### DESCRIPTION OF THE TASK
Please write out the complete listing that follows, exactly as it reads.

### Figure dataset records
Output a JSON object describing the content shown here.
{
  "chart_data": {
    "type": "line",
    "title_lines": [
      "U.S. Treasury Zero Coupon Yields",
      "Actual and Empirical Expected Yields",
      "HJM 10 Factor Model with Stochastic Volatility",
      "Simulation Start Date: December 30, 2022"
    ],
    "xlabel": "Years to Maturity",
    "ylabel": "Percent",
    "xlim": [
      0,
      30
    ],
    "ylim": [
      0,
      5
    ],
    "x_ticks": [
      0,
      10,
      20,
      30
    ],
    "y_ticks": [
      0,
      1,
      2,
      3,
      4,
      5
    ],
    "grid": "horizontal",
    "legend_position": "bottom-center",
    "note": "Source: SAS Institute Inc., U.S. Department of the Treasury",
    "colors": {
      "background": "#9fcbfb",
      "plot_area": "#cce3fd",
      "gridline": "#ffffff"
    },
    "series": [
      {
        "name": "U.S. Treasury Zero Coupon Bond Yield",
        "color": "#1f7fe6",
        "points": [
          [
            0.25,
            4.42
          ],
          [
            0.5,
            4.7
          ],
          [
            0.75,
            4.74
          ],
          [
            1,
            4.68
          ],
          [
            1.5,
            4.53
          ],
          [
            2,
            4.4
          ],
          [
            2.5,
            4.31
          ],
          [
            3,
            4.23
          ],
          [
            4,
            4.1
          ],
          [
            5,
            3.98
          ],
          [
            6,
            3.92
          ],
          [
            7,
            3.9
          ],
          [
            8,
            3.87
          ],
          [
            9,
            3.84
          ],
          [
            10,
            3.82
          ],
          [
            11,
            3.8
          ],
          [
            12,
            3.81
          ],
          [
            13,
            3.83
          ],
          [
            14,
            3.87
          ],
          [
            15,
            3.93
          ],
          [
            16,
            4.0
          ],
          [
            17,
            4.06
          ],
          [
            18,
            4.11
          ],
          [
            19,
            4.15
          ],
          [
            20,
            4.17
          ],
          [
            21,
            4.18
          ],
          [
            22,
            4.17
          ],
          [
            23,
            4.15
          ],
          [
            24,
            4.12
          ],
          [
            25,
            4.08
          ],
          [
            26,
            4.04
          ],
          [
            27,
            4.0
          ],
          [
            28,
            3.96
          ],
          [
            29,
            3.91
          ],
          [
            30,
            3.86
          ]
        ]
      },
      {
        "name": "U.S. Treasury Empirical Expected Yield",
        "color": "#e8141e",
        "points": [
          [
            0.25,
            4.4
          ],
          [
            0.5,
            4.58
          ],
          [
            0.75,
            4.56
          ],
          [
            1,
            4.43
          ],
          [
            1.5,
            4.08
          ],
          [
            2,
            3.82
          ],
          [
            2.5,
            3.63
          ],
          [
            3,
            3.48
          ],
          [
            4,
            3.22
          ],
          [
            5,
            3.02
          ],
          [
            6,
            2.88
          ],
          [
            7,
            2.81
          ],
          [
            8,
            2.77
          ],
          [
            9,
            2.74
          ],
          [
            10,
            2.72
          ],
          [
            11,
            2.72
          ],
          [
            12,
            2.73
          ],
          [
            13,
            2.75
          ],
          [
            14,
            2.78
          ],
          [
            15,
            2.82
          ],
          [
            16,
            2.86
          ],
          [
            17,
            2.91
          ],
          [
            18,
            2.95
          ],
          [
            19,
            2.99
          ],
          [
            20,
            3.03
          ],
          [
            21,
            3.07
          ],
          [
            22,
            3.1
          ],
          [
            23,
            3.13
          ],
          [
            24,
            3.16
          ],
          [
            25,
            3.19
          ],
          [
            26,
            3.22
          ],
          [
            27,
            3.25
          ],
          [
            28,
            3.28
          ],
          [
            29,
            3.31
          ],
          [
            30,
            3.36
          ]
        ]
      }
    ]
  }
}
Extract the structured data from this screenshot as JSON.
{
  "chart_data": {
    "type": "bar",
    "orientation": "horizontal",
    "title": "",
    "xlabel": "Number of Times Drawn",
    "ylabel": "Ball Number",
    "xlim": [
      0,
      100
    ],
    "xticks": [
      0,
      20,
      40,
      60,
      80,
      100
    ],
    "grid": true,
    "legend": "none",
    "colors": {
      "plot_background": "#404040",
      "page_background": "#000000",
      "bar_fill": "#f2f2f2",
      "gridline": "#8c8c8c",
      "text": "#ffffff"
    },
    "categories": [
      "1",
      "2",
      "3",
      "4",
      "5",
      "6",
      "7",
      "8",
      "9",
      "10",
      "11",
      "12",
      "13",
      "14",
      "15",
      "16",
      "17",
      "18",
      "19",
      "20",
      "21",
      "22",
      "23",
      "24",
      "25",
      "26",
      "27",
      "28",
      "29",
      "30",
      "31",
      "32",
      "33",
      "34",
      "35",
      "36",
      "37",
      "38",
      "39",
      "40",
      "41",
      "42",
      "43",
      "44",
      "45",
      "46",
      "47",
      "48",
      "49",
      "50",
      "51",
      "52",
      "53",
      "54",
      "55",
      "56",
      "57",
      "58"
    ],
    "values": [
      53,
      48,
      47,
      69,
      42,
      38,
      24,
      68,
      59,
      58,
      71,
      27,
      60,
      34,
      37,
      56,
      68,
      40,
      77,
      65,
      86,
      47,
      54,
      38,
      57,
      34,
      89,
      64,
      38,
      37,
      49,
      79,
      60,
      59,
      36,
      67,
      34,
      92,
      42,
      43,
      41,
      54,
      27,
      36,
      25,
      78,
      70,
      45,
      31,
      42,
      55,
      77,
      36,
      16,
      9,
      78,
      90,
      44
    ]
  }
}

### WRITTEN RESPONSE
Output a JSON object describing the content shown here.
{
  "chart_data": {
    "type": "line",
    "title_lines": [
      "U.S. Treasury Zero Coupon Yields",
      "Actual and Empirical Expected Yields",
      "HJM 10 Factor Model with Stochastic Volatility",
      "Simulation Start Date: December 30, 2022"
    ],
    "xlabel": "Years to Maturity",
    "ylabel": "Percent",
    "xlim": [
      0,
      30
    ],
    "ylim": [
      0,
      5
    ],
    "x_ticks": [
      0,
      10,
      20,
      30
    ],
    "y_ticks": [
      0,
      1,
      2,
      3,
      4,
      5
    ],
    "grid": "horizontal",
    "legend_position": "bottom-center",
    "note": "Source: SAS Institute Inc., U.S. Department of the Treasury",
    "colors": {
      "background": "#9fcbfb",
      "plot_area": "#cce3fd",
      "gridline": "#ffffff"
    },
    "series": [
      {
        "name": "U.S. Treasury Zero Coupon Bond Yield",
        "color": "#1f7fe6",
        "points": [
          [
            0.25,
            4.42
          ],
          [
            0.5,
            4.7
          ],
          [
            0.75,
            4.74
          ],
          [
            1,
            4.68
          ],
          [
            1.5,
            4.53
          ],
          [
            2,
            4.4
          ],
          [
            2.5,
            4.31
          ],
          [
            3,
            4.23
          ],
          [
            4,
            4.1
          ],
          [
            5,
            3.98
          ],
          [
            6,
            3.92
          ],
          [
            7,
            3.9
          ],
          [
            8,
            3.87
          ],
          [
            9,
            3.84
          ],
          [
            10,
            3.82
          ],
          [
            11,
            3.8
          ],
          [
            12,
            3.81
          ],
          [
            13,
            3.83
          ],
          [
            14,
            3.87
          ],
          [
            15,
            3.93
          ],
          [
            16,
            4.0
          ],
          [
            17,
            4.06
          ],
          [
            18,
            4.11
          ],
          [
            19,
            4.15
          ],
          [
            20,
            4.17
          ],
          [
            21,
            4.18
          ],
          [
            22,
            4.17
          ],
          [
            23,
            4.15
          ],
          [
            24,
            4.12
          ],
          [
            25,
            4.08
          ],
          [
            26,
            4.04
          ],
          [
            27,
            4.0
          ],
          [
            28,
            3.96
          ],
          [
            29,
            3.91
          ],
          [
            30,
            3.86
          ]
        ]
      },
      {
        "name": "U.S. Treasury Empirical Expected Yield",
        "color": "#e8141e",
        "points": [
          [
            0.25,
            4.4
          ],
          [
            0.5,
            4.58
          ],
          [
            0.75,
            4.56
          ],
          [
            1,
            4.43
          ],
          [
            1.5,
            4.08
          ],
          [
            2,
            3.82
          ],
          [
            2.5,
            3.63
          ],
          [
            3,
            3.48
          ],
          [
            4,
            3.22
          ],
          [
            5,
            3.02
          ],
          [
            6,
            2.88
          ],
          [
            7,
            2.81
          ],
          [
            8,
            2.77
          ],
          [
            9,
            2.74
          ],
          [
            10,
            2.72
          ],
          [
            11,
            2.72
          ],
          [
            12,
            2.73
          ],
          [
            13,
            2.75
          ],
          [
            14,
            2.78
          ],
          [
            15,
            2.82
          ],
          [
            16,
            2.86
          ],
          [
            17,
            2.91
          ],
          [
            18,
            2.95
          ],
          [
            19,
            2.99
          ],
          [
            20,
            3.03
          ],
          [
            21,
            3.07
          ],
          [
            22,
            3.1
          ],
          [
            23,
            3.13
          ],
          [
            24,
            3.16
          ],
          [
            25,
            3.19
          ],
          [
            26,
            3.22
          ],
          [
            27,
            3.25
          ],
          [
            28,
            3.28
          ],
          [
            29,
            3.31
          ],
          [
            30,
            3.36
          ]
        ]
      }
    ]
  }
}
Extract the structured data from this screenshot as JSON.
{
  "chart_data": {
    "type": "bar",
    "orientation": "horizontal",
    "title": "",
    "xlabel": "Number of Times Drawn",
    "ylabel": "Ball Number",
    "xlim": [
      0,
      100
    ],
    "xticks": [
      0,
      20,
      40,
      60,
      80,
      100
    ],
    "grid": true,
    "legend": "none",
    "colors": {
      "plot_background": "#404040",
      "page_background": "#000000",
      "bar_fill": "#f2f2f2",
      "gridline": "#8c8c8c",
      "text": "#ffffff"
    },
    "categories": [
      "1",
      "2",
      "3",
      "4",
      "5",
      "6",
      "7",
      "8",
      "9",
      "10",
      "11",
      "12",
      "13",
      "14",
      "15",
      "16",
      "17",
      "18",
      "19",
      "20",
      "21",
      "22",
      "23",
      "24",
      "25",
      "26",
      "27",
      "28",
      "29",
      "30",
      "31",
      "32",
      "33",
      "34",
      "35",
      "36",
      "37",
      "38",
      "39",
      "40",
      "41",
      "42",
      "43",
      "44",
      "45",
      "46",
      "47",
      "48",
      "49",
      "50",
      "51",
      "52",
      "53",
      "54",
      "55",
      "56",
      "57",
      "58"
    ],
    "values": [
      53,
      48,
      47,
      69,
      42,
      38,
      24,
      68,
      59,
      58,
      71,
      27,
      60,
      34,
      37,
      56,
      68,
      40,
      77,
      65,
      86,
      47,
      54,
      38,
      57,
      34,
      89,
      64,
      38,
      37,
      49,
      79,
      60,
      59,
      36,
      67,
      34,
      92,
      42,
      43,
      41,
      54,
      27,
      36,
      25,
      78,
      70,
      45,
      31,
      42,
      55,
      77,
      36,
      16,
      9,
      78,
      90,
      44
    ]
  }
}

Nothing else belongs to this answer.